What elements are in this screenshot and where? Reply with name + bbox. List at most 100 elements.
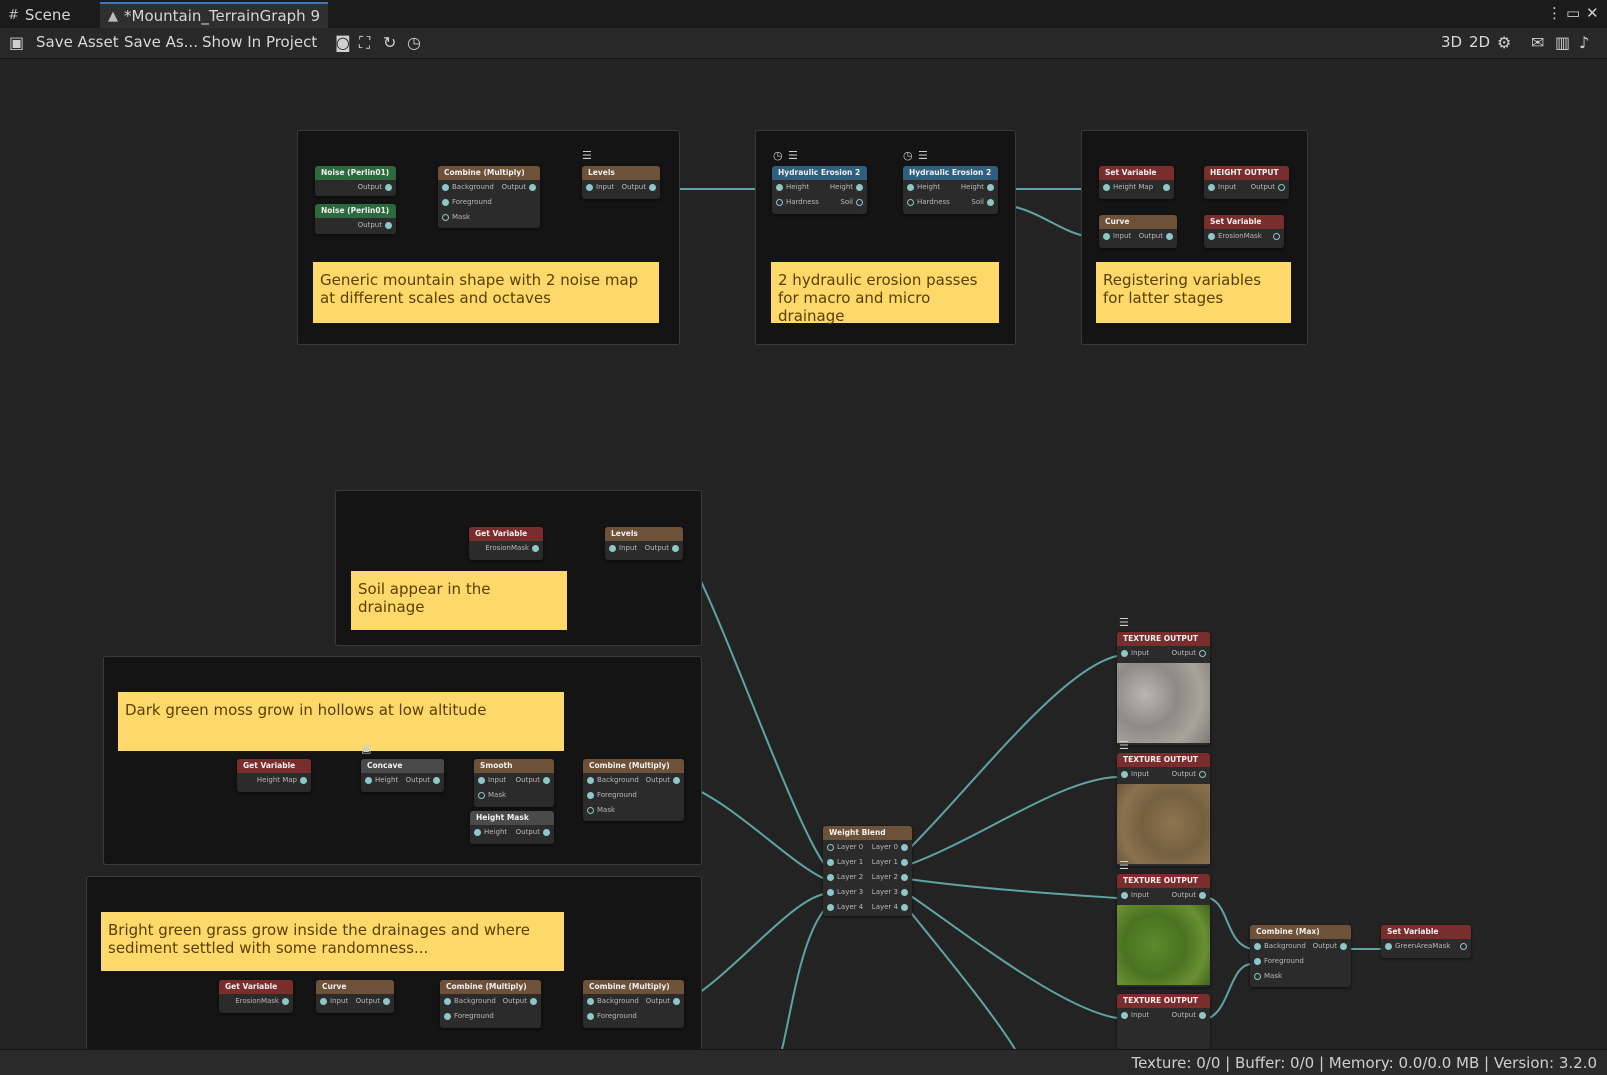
input-port[interactable] [827, 903, 834, 911]
output-port[interactable] [385, 221, 392, 229]
node-combine-multiply-moss[interactable]: Combine (Multiply) Background Output Fore… [583, 759, 684, 821]
output-port[interactable] [1199, 891, 1206, 899]
output-port[interactable] [383, 997, 390, 1005]
sticky-note[interactable]: Dark green moss grow in hollows at low a… [118, 692, 564, 751]
node-texture-output-rock[interactable]: TEXTURE OUTPUT Input Output [1117, 632, 1210, 745]
output-port[interactable] [856, 198, 863, 206]
output-port[interactable] [532, 544, 539, 552]
node-texture-output-soil[interactable]: TEXTURE OUTPUT Input Output [1117, 753, 1210, 866]
input-port[interactable] [1208, 232, 1215, 240]
output-port[interactable] [1340, 942, 1347, 950]
node-smooth[interactable]: Smooth Input Output Mask [474, 759, 554, 807]
input-port[interactable] [827, 843, 834, 851]
node-texture-output-4[interactable]: TEXTURE OUTPUT Input Output [1117, 994, 1210, 1049]
input-port[interactable] [442, 213, 449, 221]
node-levels[interactable]: Levels Input Output [582, 166, 660, 199]
input-port[interactable] [776, 183, 783, 191]
frame-all-icon[interactable]: ⛶ [359, 33, 370, 53]
input-port[interactable] [1254, 942, 1261, 950]
input-port[interactable] [320, 997, 327, 1005]
refresh-icon[interactable]: ↻ [383, 33, 396, 52]
input-port[interactable] [365, 776, 372, 784]
node-get-variable-height-map[interactable]: Get Variable Height Map [237, 759, 311, 792]
input-port[interactable] [1254, 972, 1261, 980]
input-port[interactable] [587, 776, 594, 784]
node-texture-output-grass[interactable]: TEXTURE OUTPUT Input Output [1117, 874, 1210, 987]
node-curve-grass[interactable]: Curve Input Output [316, 980, 394, 1013]
input-port[interactable] [444, 997, 451, 1005]
input-port[interactable] [609, 544, 616, 552]
output-port[interactable] [1163, 183, 1170, 191]
output-port[interactable] [433, 776, 440, 784]
tab-scene[interactable]: # Scene [8, 2, 71, 28]
output-port[interactable] [282, 997, 289, 1005]
input-port[interactable] [478, 776, 485, 784]
save-asset-icon[interactable]: ▣ [9, 33, 24, 52]
input-port[interactable] [1121, 649, 1128, 657]
output-port[interactable] [901, 858, 908, 866]
output-port[interactable] [1199, 1011, 1206, 1019]
node-noise-perlin-1[interactable]: Noise (Perlin01) Output [315, 166, 396, 196]
clock-icon[interactable]: ◷ [407, 33, 421, 52]
sticky-note[interactable]: Soil appear in the drainage [351, 571, 567, 630]
save-asset-button[interactable]: Save Asset [36, 33, 119, 51]
node-weight-blend[interactable]: Weight Blend Layer 0 Layer 0 Layer 1 Layer… [823, 826, 912, 916]
notification-bell-icon[interactable]: ♪ [1579, 33, 1589, 52]
node-curve[interactable]: Curve Input Output [1099, 215, 1177, 248]
node-combine-max[interactable]: Combine (Max) Background Output Foregroun… [1250, 925, 1351, 987]
clock-icon[interactable]: ◷ [773, 149, 783, 162]
output-port[interactable] [530, 997, 537, 1005]
sticky-note[interactable]: Bright green grass grow inside the drain… [101, 912, 564, 971]
node-noise-perlin-2[interactable]: Noise (Perlin01) Output [315, 204, 396, 234]
node-hydraulic-erosion-1[interactable]: Hydraulic Erosion 2 Height Height Hardnes… [772, 166, 867, 214]
view-2d-button[interactable]: 2D [1469, 33, 1490, 51]
output-port[interactable] [673, 997, 680, 1005]
output-port[interactable] [901, 888, 908, 896]
close-icon[interactable]: ✕ [1586, 4, 1599, 22]
output-port[interactable] [1199, 770, 1206, 778]
kebab-menu-icon[interactable]: ⋮ [1547, 4, 1562, 22]
tab-terrain-graph[interactable]: ▲ *Mountain_TerrainGraph 9 [100, 2, 328, 28]
input-port[interactable] [1121, 770, 1128, 778]
node-set-variable-height-map[interactable]: Set Variable Height Map [1099, 166, 1174, 199]
documentation-book-icon[interactable]: ▥ [1555, 33, 1570, 52]
input-port[interactable] [444, 1012, 451, 1020]
settings-sliders-icon[interactable]: ☰ [1119, 859, 1129, 872]
output-port[interactable] [901, 873, 908, 881]
output-port[interactable] [901, 903, 908, 911]
input-port[interactable] [827, 888, 834, 896]
sticky-note[interactable]: Registering variables for latter stages [1096, 262, 1291, 323]
settings-sliders-icon[interactable]: ☰ [918, 149, 928, 162]
input-port[interactable] [1385, 942, 1392, 950]
node-combine-multiply[interactable]: Combine (Multiply) Background Output Fore… [438, 166, 540, 228]
preview-toggle-icon[interactable]: ▣ [361, 742, 371, 755]
input-port[interactable] [586, 183, 593, 191]
settings-sliders-icon[interactable]: ☰ [1119, 616, 1129, 629]
settings-sliders-icon[interactable]: ☰ [788, 149, 798, 162]
settings-sliders-icon[interactable]: ☰ [582, 149, 592, 162]
input-port[interactable] [1103, 232, 1110, 240]
input-port[interactable] [474, 828, 481, 836]
save-as-button[interactable]: Save As... [124, 33, 198, 51]
node-combine-multiply-grass-1[interactable]: Combine (Multiply) Background Output Fore… [440, 980, 541, 1028]
node-set-variable-green-area-mask[interactable]: Set Variable GreenAreaMask [1381, 925, 1471, 958]
output-port[interactable] [987, 183, 994, 191]
output-port[interactable] [1199, 649, 1206, 657]
graph-canvas[interactable]: Generic mountain shape with 2 noise map … [0, 59, 1607, 1049]
input-port[interactable] [907, 183, 914, 191]
settings-sliders-icon[interactable]: ☰ [1119, 739, 1129, 752]
node-set-variable-erosion-mask[interactable]: Set Variable ErosionMask [1204, 215, 1284, 248]
output-port[interactable] [300, 776, 307, 784]
output-port[interactable] [1278, 183, 1285, 191]
input-port[interactable] [776, 198, 783, 206]
node-get-variable-erosion-mask-2[interactable]: Get Variable ErosionMask [219, 980, 293, 1013]
mail-icon[interactable]: ✉ [1531, 33, 1544, 52]
input-port[interactable] [1121, 1011, 1128, 1019]
node-get-variable-erosion-mask[interactable]: Get Variable ErosionMask [469, 527, 543, 560]
output-port[interactable] [1460, 942, 1467, 950]
view-3d-button[interactable]: 3D [1441, 33, 1462, 51]
show-in-project-button[interactable]: Show In Project [202, 33, 317, 51]
input-port[interactable] [1208, 183, 1215, 191]
node-combine-multiply-grass-2[interactable]: Combine (Multiply) Background Output Fore… [583, 980, 684, 1028]
input-port[interactable] [442, 183, 449, 191]
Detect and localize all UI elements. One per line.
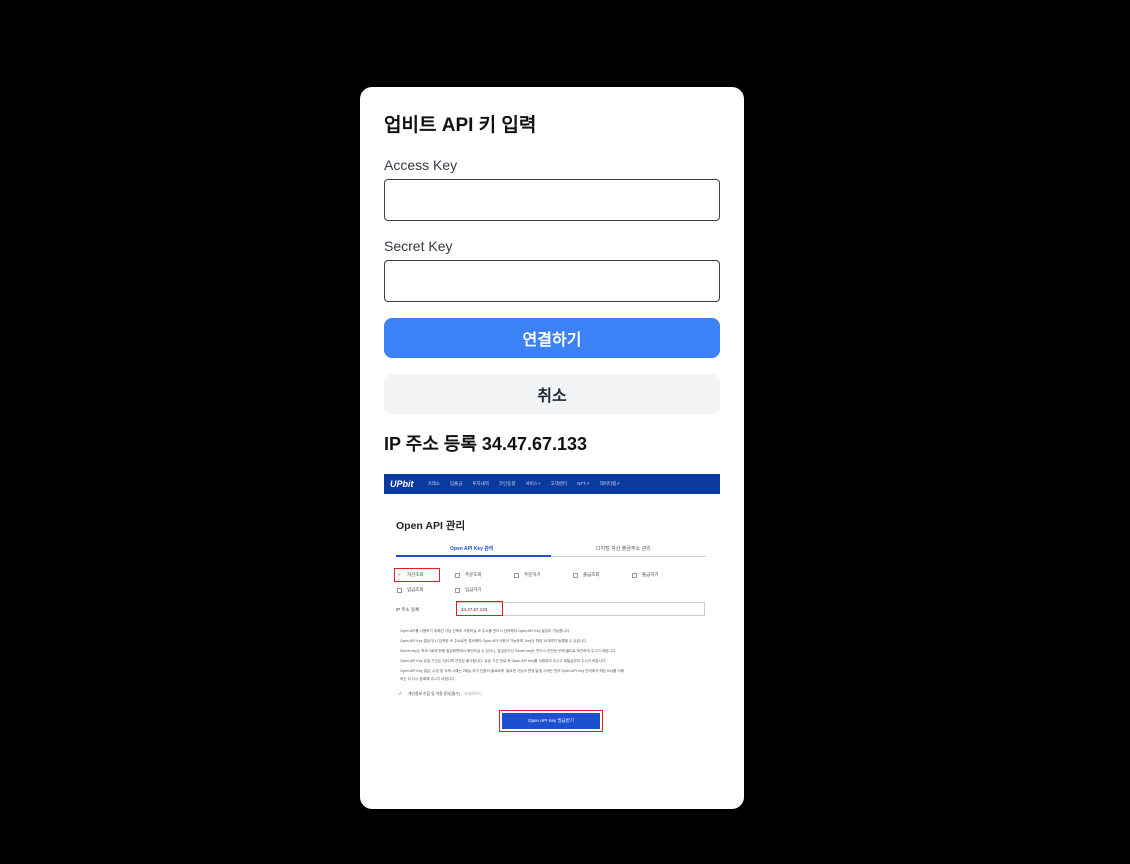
^^^^^^^^
Copy every one of the rows above word for word, and leave out the pictures.

What elements are in this screenshot and where? Reply with name + bbox. List at most 100 elements.
input-port[interactable] [827, 903, 834, 911]
output-port[interactable] [385, 221, 392, 229]
node-combine-multiply-moss[interactable]: Combine (Multiply) Background Output Fore… [583, 759, 684, 821]
output-port[interactable] [1199, 891, 1206, 899]
output-port[interactable] [383, 997, 390, 1005]
sticky-note[interactable]: Dark green moss grow in hollows at low a… [118, 692, 564, 751]
node-texture-output-rock[interactable]: TEXTURE OUTPUT Input Output [1117, 632, 1210, 745]
output-port[interactable] [856, 198, 863, 206]
output-port[interactable] [532, 544, 539, 552]
node-texture-output-soil[interactable]: TEXTURE OUTPUT Input Output [1117, 753, 1210, 866]
input-port[interactable] [1208, 232, 1215, 240]
output-port[interactable] [1340, 942, 1347, 950]
node-smooth[interactable]: Smooth Input Output Mask [474, 759, 554, 807]
input-port[interactable] [827, 843, 834, 851]
node-texture-output-4[interactable]: TEXTURE OUTPUT Input Output [1117, 994, 1210, 1049]
input-port[interactable] [442, 213, 449, 221]
node-levels[interactable]: Levels Input Output [582, 166, 660, 199]
input-port[interactable] [776, 183, 783, 191]
frame-all-icon[interactable]: ⛶ [359, 33, 370, 53]
input-port[interactable] [1254, 942, 1261, 950]
input-port[interactable] [320, 997, 327, 1005]
refresh-icon[interactable]: ↻ [383, 33, 396, 52]
input-port[interactable] [365, 776, 372, 784]
node-get-variable-height-map[interactable]: Get Variable Height Map [237, 759, 311, 792]
input-port[interactable] [1254, 972, 1261, 980]
input-port[interactable] [587, 776, 594, 784]
node-texture-output-grass[interactable]: TEXTURE OUTPUT Input Output [1117, 874, 1210, 987]
node-curve-grass[interactable]: Curve Input Output [316, 980, 394, 1013]
input-port[interactable] [444, 997, 451, 1005]
input-port[interactable] [609, 544, 616, 552]
output-port[interactable] [1163, 183, 1170, 191]
output-port[interactable] [433, 776, 440, 784]
tab-scene[interactable]: # Scene [8, 2, 71, 28]
output-port[interactable] [282, 997, 289, 1005]
input-port[interactable] [478, 776, 485, 784]
save-asset-icon[interactable]: ▣ [9, 33, 24, 52]
input-port[interactable] [1121, 649, 1128, 657]
output-port[interactable] [901, 858, 908, 866]
output-port[interactable] [1199, 1011, 1206, 1019]
node-noise-perlin-1[interactable]: Noise (Perlin01) Output [315, 166, 396, 196]
clock-icon[interactable]: ◷ [407, 33, 421, 52]
sticky-note[interactable]: Soil appear in the drainage [351, 571, 567, 630]
save-asset-button[interactable]: Save Asset [36, 33, 119, 51]
node-weight-blend[interactable]: Weight Blend Layer 0 Layer 0 Layer 1 Layer… [823, 826, 912, 916]
notification-bell-icon[interactable]: ♪ [1579, 33, 1589, 52]
node-curve[interactable]: Curve Input Output [1099, 215, 1177, 248]
node-combine-max[interactable]: Combine (Max) Background Output Foregroun… [1250, 925, 1351, 987]
clock-icon[interactable]: ◷ [773, 149, 783, 162]
output-port[interactable] [530, 997, 537, 1005]
sticky-note[interactable]: Bright green grass grow inside the drain… [101, 912, 564, 971]
node-noise-perlin-2[interactable]: Noise (Perlin01) Output [315, 204, 396, 234]
node-hydraulic-erosion-1[interactable]: Hydraulic Erosion 2 Height Height Hardnes… [772, 166, 867, 214]
view-2d-button[interactable]: 2D [1469, 33, 1490, 51]
output-port[interactable] [673, 997, 680, 1005]
output-port[interactable] [901, 888, 908, 896]
close-icon[interactable]: ✕ [1586, 4, 1599, 22]
output-port[interactable] [1199, 770, 1206, 778]
kebab-menu-icon[interactable]: ⋮ [1547, 4, 1562, 22]
tab-terrain-graph[interactable]: ▲ *Mountain_TerrainGraph 9 [100, 2, 328, 28]
input-port[interactable] [1121, 770, 1128, 778]
node-set-variable-height-map[interactable]: Set Variable Height Map [1099, 166, 1174, 199]
documentation-book-icon[interactable]: ▥ [1555, 33, 1570, 52]
input-port[interactable] [444, 1012, 451, 1020]
settings-sliders-icon[interactable]: ☰ [1119, 859, 1129, 872]
output-port[interactable] [901, 873, 908, 881]
output-port[interactable] [901, 903, 908, 911]
input-port[interactable] [827, 888, 834, 896]
sticky-note[interactable]: Registering variables for latter stages [1096, 262, 1291, 323]
settings-sliders-icon[interactable]: ☰ [918, 149, 928, 162]
input-port[interactable] [1385, 942, 1392, 950]
node-combine-multiply[interactable]: Combine (Multiply) Background Output Fore… [438, 166, 540, 228]
preview-toggle-icon[interactable]: ▣ [361, 742, 371, 755]
input-port[interactable] [586, 183, 593, 191]
settings-sliders-icon[interactable]: ☰ [1119, 616, 1129, 629]
settings-sliders-icon[interactable]: ☰ [788, 149, 798, 162]
settings-sliders-icon[interactable]: ☰ [582, 149, 592, 162]
input-port[interactable] [1103, 232, 1110, 240]
input-port[interactable] [474, 828, 481, 836]
save-as-button[interactable]: Save As... [124, 33, 198, 51]
node-combine-multiply-grass-1[interactable]: Combine (Multiply) Background Output Fore… [440, 980, 541, 1028]
node-set-variable-green-area-mask[interactable]: Set Variable GreenAreaMask [1381, 925, 1471, 958]
output-port[interactable] [987, 183, 994, 191]
output-port[interactable] [1199, 649, 1206, 657]
graph-canvas[interactable]: Generic mountain shape with 2 noise map … [0, 59, 1607, 1049]
input-port[interactable] [907, 183, 914, 191]
settings-sliders-icon[interactable]: ☰ [1119, 739, 1129, 752]
node-set-variable-erosion-mask[interactable]: Set Variable ErosionMask [1204, 215, 1284, 248]
output-port[interactable] [300, 776, 307, 784]
output-port[interactable] [1278, 183, 1285, 191]
input-port[interactable] [776, 198, 783, 206]
node-get-variable-erosion-mask-2[interactable]: Get Variable ErosionMask [219, 980, 293, 1013]
mail-icon[interactable]: ✉ [1531, 33, 1544, 52]
input-port[interactable] [1121, 1011, 1128, 1019]
node-get-variable-erosion-mask[interactable]: Get Variable ErosionMask [469, 527, 543, 560]
output-port[interactable] [1460, 942, 1467, 950]
view-3d-button[interactable]: 3D [1441, 33, 1462, 51]
show-in-project-button[interactable]: Show In Project [202, 33, 317, 51]
input-port[interactable] [1208, 183, 1215, 191]
node-combine-multiply-grass-2[interactable]: Combine (Multiply) Background Output Fore… [583, 980, 684, 1028]
input-port[interactable] [442, 183, 449, 191]
Detect and localize all UI elements. One per line.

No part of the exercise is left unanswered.